● **Supplied records**
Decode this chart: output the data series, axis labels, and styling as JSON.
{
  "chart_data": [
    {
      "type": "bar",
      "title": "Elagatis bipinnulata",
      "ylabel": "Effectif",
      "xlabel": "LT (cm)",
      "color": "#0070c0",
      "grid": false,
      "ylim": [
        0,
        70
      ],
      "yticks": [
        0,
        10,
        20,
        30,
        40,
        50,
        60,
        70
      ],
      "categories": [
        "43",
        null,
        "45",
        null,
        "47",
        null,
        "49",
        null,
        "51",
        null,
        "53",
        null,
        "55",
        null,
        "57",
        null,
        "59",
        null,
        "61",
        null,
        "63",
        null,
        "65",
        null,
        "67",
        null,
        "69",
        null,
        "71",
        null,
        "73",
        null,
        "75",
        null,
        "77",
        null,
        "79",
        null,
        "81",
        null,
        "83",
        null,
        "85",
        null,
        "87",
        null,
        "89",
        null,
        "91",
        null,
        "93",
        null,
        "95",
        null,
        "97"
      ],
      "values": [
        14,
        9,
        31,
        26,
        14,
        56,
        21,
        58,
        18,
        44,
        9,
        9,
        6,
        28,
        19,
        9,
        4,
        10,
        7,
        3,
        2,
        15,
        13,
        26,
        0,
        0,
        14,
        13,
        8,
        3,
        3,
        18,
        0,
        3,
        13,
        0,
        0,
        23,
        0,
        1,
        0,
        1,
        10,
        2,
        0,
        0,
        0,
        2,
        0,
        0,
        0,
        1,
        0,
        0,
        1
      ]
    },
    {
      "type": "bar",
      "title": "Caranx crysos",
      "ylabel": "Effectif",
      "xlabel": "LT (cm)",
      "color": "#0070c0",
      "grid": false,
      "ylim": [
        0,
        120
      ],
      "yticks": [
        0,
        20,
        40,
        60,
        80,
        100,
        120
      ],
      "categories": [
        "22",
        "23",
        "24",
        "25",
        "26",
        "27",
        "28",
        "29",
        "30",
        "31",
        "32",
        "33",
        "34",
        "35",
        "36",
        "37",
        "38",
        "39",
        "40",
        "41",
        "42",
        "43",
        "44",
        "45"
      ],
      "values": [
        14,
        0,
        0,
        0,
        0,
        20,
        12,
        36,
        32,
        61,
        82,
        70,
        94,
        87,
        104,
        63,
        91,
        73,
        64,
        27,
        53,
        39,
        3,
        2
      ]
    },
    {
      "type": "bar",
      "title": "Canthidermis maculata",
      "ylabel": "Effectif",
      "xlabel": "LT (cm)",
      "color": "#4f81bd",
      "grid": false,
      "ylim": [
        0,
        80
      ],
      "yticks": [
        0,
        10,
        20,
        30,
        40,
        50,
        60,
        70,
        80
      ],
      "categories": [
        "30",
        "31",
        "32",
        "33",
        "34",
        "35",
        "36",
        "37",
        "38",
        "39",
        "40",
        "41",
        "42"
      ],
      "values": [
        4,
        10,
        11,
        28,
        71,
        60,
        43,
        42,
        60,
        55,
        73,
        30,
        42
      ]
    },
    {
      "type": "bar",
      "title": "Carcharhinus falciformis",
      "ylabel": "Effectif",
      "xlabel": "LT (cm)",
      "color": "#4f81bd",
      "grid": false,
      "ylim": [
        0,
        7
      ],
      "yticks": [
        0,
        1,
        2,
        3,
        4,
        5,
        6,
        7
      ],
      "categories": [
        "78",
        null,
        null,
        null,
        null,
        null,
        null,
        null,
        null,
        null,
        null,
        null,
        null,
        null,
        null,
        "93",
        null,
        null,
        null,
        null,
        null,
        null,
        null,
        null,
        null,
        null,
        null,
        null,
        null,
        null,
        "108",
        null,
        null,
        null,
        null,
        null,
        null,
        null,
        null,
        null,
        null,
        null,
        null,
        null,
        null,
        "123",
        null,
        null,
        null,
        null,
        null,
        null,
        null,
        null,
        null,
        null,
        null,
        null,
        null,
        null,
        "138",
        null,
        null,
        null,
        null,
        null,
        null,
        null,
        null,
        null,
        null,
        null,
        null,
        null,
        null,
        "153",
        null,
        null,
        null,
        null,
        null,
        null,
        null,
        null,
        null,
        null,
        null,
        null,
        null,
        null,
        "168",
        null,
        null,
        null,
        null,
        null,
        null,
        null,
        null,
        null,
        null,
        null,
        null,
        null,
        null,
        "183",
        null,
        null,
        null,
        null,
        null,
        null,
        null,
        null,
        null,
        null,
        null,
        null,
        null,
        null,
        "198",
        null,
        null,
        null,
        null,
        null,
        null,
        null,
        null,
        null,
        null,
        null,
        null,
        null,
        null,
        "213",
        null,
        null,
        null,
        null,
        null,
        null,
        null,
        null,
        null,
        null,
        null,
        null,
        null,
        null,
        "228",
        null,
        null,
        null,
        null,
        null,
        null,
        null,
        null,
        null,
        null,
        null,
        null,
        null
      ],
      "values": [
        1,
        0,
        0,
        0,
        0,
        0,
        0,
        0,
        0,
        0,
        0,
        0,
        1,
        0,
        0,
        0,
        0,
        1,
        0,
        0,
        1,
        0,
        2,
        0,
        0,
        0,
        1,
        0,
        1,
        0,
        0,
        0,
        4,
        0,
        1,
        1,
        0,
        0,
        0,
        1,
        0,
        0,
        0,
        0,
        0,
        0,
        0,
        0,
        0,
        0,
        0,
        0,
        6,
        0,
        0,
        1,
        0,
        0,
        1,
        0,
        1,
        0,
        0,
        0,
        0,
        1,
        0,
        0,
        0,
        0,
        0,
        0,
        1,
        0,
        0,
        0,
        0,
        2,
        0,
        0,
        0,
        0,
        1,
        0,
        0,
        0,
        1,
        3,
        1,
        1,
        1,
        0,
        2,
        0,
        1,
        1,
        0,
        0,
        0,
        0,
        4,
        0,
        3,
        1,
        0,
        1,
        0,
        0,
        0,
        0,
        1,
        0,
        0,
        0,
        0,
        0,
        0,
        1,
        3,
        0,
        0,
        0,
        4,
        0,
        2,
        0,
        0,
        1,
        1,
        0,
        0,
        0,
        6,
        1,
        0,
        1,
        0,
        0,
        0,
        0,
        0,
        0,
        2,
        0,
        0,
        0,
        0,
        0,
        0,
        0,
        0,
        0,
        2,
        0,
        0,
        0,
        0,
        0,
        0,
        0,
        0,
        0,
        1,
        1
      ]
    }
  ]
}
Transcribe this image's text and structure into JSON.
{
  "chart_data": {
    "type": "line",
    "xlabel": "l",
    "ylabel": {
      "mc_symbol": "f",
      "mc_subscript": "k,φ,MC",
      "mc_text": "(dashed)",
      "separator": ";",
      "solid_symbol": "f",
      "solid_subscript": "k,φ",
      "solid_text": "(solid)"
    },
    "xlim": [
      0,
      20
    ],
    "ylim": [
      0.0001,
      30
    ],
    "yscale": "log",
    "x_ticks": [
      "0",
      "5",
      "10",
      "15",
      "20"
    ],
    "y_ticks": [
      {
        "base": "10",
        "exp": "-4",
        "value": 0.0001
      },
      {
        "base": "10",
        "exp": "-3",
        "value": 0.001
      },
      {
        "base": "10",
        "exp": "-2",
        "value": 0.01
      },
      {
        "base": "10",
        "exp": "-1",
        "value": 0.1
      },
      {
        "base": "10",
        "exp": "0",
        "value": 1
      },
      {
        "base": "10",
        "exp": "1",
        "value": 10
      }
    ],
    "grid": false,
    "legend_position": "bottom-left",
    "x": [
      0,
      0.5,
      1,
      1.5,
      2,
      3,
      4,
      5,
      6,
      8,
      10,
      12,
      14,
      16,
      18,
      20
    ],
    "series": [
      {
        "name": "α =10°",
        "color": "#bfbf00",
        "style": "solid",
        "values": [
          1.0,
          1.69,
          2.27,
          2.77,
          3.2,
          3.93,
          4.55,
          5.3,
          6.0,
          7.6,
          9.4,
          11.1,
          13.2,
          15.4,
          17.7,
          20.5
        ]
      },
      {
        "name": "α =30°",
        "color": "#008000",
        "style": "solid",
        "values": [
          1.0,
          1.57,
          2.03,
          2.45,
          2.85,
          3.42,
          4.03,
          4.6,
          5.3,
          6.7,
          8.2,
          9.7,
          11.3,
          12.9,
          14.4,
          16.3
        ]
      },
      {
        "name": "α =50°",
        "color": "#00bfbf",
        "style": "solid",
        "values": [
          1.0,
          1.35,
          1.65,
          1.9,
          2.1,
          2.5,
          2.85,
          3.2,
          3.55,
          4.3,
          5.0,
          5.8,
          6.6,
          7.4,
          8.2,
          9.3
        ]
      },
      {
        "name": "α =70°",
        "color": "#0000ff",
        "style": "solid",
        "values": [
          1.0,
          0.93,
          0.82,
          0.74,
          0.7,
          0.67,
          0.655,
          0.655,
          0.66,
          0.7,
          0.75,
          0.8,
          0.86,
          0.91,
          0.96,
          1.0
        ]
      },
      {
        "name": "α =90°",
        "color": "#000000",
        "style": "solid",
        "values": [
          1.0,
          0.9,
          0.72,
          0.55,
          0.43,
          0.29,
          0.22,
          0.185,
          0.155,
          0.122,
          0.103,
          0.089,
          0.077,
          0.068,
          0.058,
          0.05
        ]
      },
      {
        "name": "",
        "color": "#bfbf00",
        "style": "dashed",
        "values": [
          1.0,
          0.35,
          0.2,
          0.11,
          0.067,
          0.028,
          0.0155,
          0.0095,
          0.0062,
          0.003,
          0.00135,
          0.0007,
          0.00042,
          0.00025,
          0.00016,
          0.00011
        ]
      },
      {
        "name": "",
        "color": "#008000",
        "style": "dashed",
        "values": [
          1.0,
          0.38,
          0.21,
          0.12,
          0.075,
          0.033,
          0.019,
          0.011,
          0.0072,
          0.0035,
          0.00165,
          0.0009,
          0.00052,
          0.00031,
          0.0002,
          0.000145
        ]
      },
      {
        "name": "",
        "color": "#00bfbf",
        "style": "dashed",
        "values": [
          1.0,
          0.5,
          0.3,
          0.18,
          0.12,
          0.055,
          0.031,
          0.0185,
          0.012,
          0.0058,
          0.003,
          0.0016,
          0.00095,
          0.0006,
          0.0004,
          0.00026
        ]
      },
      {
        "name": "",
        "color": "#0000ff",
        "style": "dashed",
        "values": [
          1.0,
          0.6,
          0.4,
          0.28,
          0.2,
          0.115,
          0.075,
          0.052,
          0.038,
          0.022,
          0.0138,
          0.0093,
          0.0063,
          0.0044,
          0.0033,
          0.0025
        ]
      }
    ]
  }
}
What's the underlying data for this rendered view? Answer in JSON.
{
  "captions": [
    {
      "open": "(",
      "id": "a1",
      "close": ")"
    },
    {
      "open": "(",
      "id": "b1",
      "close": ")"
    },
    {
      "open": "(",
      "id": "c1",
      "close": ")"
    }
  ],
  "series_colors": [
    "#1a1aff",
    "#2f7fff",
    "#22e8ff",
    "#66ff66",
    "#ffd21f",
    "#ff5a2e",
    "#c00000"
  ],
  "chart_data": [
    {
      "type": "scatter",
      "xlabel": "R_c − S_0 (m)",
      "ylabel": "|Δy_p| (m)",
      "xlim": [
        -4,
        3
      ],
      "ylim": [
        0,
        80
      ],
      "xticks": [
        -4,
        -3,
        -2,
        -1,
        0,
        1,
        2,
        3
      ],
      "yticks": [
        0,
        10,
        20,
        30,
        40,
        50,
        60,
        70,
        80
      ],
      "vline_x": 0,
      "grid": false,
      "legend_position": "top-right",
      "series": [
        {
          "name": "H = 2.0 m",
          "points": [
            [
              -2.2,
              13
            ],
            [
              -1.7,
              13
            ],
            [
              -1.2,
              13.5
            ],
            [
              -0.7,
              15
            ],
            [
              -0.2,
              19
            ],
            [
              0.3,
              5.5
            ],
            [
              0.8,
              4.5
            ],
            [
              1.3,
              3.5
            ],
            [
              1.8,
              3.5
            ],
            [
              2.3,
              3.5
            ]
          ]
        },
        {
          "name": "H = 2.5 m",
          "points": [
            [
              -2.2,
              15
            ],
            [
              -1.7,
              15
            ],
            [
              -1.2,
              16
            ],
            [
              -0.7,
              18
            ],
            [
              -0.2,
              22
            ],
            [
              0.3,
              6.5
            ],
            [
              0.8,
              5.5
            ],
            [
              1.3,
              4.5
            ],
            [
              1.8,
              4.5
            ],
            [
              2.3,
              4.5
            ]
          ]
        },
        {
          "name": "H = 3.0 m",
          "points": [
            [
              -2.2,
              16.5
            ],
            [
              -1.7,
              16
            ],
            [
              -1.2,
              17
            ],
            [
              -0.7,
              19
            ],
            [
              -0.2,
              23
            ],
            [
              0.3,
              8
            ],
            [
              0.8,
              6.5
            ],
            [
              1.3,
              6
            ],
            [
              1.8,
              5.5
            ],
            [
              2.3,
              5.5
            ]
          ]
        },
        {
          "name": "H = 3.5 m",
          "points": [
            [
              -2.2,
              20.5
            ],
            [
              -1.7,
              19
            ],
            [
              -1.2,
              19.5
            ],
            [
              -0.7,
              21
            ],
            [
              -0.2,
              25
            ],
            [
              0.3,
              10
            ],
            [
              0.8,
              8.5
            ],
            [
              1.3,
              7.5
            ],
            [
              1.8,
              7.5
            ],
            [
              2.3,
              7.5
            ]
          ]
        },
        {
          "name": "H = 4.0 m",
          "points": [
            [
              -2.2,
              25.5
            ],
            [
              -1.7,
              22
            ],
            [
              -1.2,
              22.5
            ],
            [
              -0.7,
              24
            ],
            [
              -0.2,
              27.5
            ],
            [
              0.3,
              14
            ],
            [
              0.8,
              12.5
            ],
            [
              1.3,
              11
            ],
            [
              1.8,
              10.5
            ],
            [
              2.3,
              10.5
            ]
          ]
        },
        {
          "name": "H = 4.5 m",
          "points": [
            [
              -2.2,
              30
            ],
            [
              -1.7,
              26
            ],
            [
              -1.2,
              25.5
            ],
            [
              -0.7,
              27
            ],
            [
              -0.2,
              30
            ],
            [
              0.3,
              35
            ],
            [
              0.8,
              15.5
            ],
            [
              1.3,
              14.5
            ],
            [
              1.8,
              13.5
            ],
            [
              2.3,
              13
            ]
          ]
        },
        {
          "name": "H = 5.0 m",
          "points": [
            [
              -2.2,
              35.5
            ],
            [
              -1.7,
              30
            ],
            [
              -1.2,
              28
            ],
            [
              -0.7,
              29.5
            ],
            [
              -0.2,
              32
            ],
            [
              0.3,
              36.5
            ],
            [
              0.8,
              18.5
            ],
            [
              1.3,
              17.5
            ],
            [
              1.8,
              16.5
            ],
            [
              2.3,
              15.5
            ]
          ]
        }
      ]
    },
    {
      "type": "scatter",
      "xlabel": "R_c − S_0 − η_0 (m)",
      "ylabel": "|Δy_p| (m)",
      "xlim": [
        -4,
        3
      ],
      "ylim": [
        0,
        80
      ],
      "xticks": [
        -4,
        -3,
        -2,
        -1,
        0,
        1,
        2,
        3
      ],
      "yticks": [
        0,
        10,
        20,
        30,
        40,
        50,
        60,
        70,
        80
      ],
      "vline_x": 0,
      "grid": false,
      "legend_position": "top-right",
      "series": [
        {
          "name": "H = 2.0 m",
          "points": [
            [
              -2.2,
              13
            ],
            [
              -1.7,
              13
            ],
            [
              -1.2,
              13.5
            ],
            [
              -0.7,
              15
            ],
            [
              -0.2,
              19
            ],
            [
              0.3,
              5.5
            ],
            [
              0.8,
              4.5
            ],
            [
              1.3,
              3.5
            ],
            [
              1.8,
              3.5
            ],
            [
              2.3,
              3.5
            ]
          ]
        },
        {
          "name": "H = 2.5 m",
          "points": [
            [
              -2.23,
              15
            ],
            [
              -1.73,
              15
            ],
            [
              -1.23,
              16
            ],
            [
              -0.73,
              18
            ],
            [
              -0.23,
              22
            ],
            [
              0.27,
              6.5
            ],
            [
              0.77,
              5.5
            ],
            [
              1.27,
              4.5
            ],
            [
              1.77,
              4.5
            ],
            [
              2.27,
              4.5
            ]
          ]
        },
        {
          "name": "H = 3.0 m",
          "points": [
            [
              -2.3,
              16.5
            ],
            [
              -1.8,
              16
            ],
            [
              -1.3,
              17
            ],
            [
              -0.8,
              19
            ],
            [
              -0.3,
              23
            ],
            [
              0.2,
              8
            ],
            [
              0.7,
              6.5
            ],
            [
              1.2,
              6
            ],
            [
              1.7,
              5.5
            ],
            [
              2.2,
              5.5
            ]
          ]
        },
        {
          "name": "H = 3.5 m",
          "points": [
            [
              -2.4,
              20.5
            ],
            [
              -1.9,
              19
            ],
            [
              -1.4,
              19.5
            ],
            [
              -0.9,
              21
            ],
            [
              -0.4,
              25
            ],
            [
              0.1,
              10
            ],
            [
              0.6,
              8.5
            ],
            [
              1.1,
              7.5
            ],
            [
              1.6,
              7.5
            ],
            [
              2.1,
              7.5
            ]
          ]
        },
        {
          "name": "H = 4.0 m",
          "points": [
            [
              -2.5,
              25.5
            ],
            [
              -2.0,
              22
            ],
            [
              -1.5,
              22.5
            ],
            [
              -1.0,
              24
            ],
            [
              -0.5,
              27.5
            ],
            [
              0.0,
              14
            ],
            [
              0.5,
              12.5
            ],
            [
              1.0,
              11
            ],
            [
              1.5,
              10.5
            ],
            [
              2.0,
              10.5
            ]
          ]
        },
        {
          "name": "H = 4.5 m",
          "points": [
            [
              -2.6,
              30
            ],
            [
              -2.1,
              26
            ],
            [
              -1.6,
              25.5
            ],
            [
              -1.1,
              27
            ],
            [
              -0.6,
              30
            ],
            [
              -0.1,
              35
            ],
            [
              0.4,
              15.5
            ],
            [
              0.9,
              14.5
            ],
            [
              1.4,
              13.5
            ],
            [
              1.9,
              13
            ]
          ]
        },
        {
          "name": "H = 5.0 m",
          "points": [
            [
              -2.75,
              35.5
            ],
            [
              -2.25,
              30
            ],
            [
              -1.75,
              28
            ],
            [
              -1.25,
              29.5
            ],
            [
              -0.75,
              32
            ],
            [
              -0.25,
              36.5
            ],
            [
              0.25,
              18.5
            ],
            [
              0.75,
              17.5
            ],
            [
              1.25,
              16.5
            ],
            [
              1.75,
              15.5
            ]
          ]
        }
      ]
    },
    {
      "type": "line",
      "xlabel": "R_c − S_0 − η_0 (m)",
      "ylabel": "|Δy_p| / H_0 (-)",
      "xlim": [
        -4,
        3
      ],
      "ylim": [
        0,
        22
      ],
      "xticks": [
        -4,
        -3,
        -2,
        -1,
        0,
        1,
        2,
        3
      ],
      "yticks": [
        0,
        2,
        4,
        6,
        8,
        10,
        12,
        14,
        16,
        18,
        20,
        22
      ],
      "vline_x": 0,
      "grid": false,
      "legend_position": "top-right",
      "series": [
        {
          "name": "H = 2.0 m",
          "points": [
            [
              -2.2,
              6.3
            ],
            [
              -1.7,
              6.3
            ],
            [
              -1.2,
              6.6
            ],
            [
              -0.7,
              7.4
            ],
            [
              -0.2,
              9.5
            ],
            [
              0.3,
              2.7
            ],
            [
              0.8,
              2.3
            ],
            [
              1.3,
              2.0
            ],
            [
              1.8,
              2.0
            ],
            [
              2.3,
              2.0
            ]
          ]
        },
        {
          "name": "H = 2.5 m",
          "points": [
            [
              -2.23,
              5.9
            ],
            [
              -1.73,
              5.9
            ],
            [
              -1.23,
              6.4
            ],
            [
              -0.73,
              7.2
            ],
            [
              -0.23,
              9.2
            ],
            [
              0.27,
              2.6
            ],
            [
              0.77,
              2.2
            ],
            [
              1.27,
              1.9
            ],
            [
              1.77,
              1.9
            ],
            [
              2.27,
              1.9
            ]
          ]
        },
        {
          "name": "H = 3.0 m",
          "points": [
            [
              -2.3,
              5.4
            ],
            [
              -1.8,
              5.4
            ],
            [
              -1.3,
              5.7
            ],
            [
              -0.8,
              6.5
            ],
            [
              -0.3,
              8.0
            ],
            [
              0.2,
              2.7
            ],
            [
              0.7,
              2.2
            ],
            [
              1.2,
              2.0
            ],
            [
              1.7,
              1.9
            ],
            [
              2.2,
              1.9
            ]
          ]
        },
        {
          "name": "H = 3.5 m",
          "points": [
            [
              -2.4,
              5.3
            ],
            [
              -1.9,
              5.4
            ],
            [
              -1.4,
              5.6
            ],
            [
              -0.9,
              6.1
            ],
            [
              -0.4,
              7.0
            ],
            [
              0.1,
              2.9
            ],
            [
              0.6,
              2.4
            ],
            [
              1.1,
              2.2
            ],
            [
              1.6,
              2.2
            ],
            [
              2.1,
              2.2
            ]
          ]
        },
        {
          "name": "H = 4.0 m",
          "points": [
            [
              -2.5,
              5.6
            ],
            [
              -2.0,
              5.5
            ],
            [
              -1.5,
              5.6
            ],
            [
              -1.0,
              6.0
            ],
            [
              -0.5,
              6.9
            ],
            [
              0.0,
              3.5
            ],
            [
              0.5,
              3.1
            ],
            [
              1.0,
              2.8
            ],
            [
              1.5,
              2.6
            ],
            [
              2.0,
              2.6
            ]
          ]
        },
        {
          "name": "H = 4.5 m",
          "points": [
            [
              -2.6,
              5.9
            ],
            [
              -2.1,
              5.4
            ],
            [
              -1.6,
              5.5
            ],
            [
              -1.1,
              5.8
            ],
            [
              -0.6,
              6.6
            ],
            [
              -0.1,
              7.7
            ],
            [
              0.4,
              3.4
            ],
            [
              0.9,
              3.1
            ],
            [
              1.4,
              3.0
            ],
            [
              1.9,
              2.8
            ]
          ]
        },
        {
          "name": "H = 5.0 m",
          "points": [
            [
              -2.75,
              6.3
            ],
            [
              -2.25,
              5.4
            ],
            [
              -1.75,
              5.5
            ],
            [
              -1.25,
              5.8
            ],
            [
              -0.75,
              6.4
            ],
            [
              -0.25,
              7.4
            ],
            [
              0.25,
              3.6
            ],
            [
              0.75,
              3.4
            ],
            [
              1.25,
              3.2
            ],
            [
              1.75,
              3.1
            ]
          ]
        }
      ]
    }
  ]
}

● **Stated problem**
Only the number is wanted: how many lines above include the word "this"?

● **Task response**
3